(Collection entries)
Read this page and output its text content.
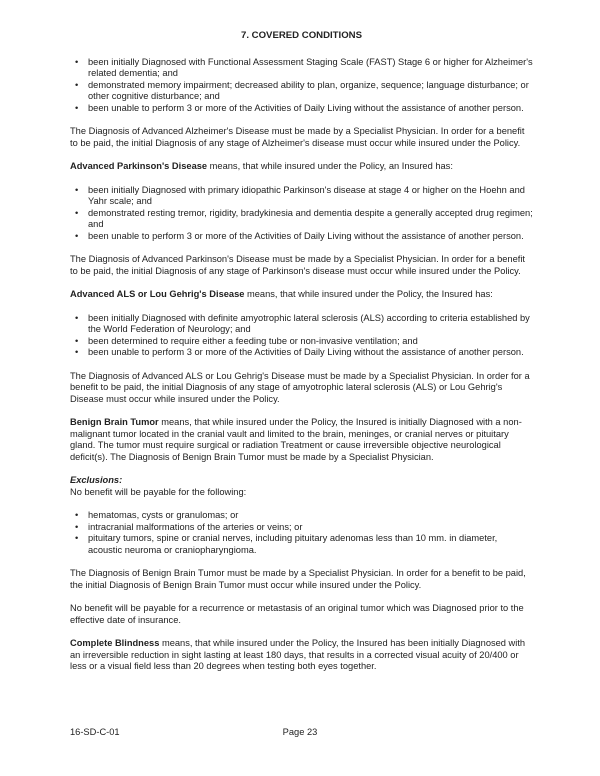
7. COVERED CONDITIONS
• been initially Diagnosed with Functional Assessment Staging Scale (FAST) Stage 6 or higher for Alzheimer's related dementia; and
• demonstrated memory impairment; decreased ability to plan, organize, sequence; language disturbance; or other cognitive disturbance; and
• been unable to perform 3 or more of the Activities of Daily Living without the assistance of another person.

The Diagnosis of Advanced Alzheimer's Disease must be made by a Specialist Physician. In order for a benefit to be paid, the initial Diagnosis of any stage of Alzheimer's disease must occur while insured under the Policy.

Advanced Parkinson's Disease means, that while insured under the Policy, an Insured has:

• been initially Diagnosed with primary idiopathic Parkinson's disease at stage 4 or higher on the Hoehn and Yahr scale; and
• demonstrated resting tremor, rigidity, bradykinesia and dementia despite a generally accepted drug regimen; and
• been unable to perform 3 or more of the Activities of Daily Living without the assistance of another person.

The Diagnosis of Advanced Parkinson's Disease must be made by a Specialist Physician. In order for a benefit to be paid, the initial Diagnosis of any stage of Parkinson's disease must occur while insured under the Policy.

Advanced ALS or Lou Gehrig's Disease means, that while insured under the Policy, the Insured has:

• been initially Diagnosed with definite amyotrophic lateral sclerosis (ALS) according to criteria established by the World Federation of Neurology; and
• been determined to require either a feeding tube or non-invasive ventilation; and
• been unable to perform 3 or more of the Activities of Daily Living without the assistance of another person.

The Diagnosis of Advanced ALS or Lou Gehrig's Disease must be made by a Specialist Physician. In order for a benefit to be paid, the initial Diagnosis of any stage of amyotrophic lateral sclerosis (ALS) or Lou Gehrig's Disease must occur while insured under the Policy.

Benign Brain Tumor means, that while insured under the Policy, the Insured is initially Diagnosed with a non-malignant tumor located in the cranial vault and limited to the brain, meninges, or cranial nerves or pituitary gland. The tumor must require surgical or radiation Treatment or cause irreversible objective neurological deficit(s). The Diagnosis of Benign Brain Tumor must be made by a Specialist Physician.

Exclusions:
No benefit will be payable for the following:

• hematomas, cysts or granulomas; or
• intracranial malformations of the arteries or veins; or
• pituitary tumors, spine or cranial nerves, including pituitary adenomas less than 10 mm. in diameter, acoustic neuroma or craniopharyngioma.

The Diagnosis of Benign Brain Tumor must be made by a Specialist Physician. In order for a benefit to be paid, the initial Diagnosis of Benign Brain Tumor must occur while insured under the Policy.

No benefit will be payable for a recurrence or metastasis of an original tumor which was Diagnosed prior to the effective date of insurance.

Complete Blindness means, that while insured under the Policy, the Insured has been initially Diagnosed with an irreversible reduction in sight lasting at least 180 days, that results in a corrected visual acuity of 20/400 or less or a visual field less than 20 degrees when testing both eyes together.

16-SD-C-01	Page 23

> Exercise description
Could you print all of the entries above exactly as written, minus the pictures?

> Exercise solution
Read this page and output its text content.
7. COVERED CONDITIONS
• been initially Diagnosed with Functional Assessment Staging Scale (FAST) Stage 6 or higher for Alzheimer's related dementia; and
• demonstrated memory impairment; decreased ability to plan, organize, sequence; language disturbance; or other cognitive disturbance; and
• been unable to perform 3 or more of the Activities of Daily Living without the assistance of another person.

The Diagnosis of Advanced Alzheimer's Disease must be made by a Specialist Physician. In order for a benefit to be paid, the initial Diagnosis of any stage of Alzheimer's disease must occur while insured under the Policy.

Advanced Parkinson's Disease means, that while insured under the Policy, an Insured has:

• been initially Diagnosed with primary idiopathic Parkinson's disease at stage 4 or higher on the Hoehn and Yahr scale; and
• demonstrated resting tremor, rigidity, bradykinesia and dementia despite a generally accepted drug regimen; and
• been unable to perform 3 or more of the Activities of Daily Living without the assistance of another person.

The Diagnosis of Advanced Parkinson's Disease must be made by a Specialist Physician. In order for a benefit to be paid, the initial Diagnosis of any stage of Parkinson's disease must occur while insured under the Policy.

Advanced ALS or Lou Gehrig's Disease means, that while insured under the Policy, the Insured has:

• been initially Diagnosed with definite amyotrophic lateral sclerosis (ALS) according to criteria established by the World Federation of Neurology; and
• been determined to require either a feeding tube or non-invasive ventilation; and
• been unable to perform 3 or more of the Activities of Daily Living without the assistance of another person.

The Diagnosis of Advanced ALS or Lou Gehrig's Disease must be made by a Specialist Physician. In order for a benefit to be paid, the initial Diagnosis of any stage of amyotrophic lateral sclerosis (ALS) or Lou Gehrig's Disease must occur while insured under the Policy.

Benign Brain Tumor means, that while insured under the Policy, the Insured is initially Diagnosed with a non-malignant tumor located in the cranial vault and limited to the brain, meninges, or cranial nerves or pituitary gland. The tumor must require surgical or radiation Treatment or cause irreversible objective neurological deficit(s). The Diagnosis of Benign Brain Tumor must be made by a Specialist Physician.

Exclusions:
No benefit will be payable for the following:

• hematomas, cysts or granulomas; or
• intracranial malformations of the arteries or veins; or
• pituitary tumors, spine or cranial nerves, including pituitary adenomas less than 10 mm. in diameter, acoustic neuroma or craniopharyngioma.

The Diagnosis of Benign Brain Tumor must be made by a Specialist Physician. In order for a benefit to be paid, the initial Diagnosis of Benign Brain Tumor must occur while insured under the Policy.

No benefit will be payable for a recurrence or metastasis of an original tumor which was Diagnosed prior to the effective date of insurance.

Complete Blindness means, that while insured under the Policy, the Insured has been initially Diagnosed with an irreversible reduction in sight lasting at least 180 days, that results in a corrected visual acuity of 20/400 or less or a visual field less than 20 degrees when testing both eyes together.

16-SD-C-01	Page 23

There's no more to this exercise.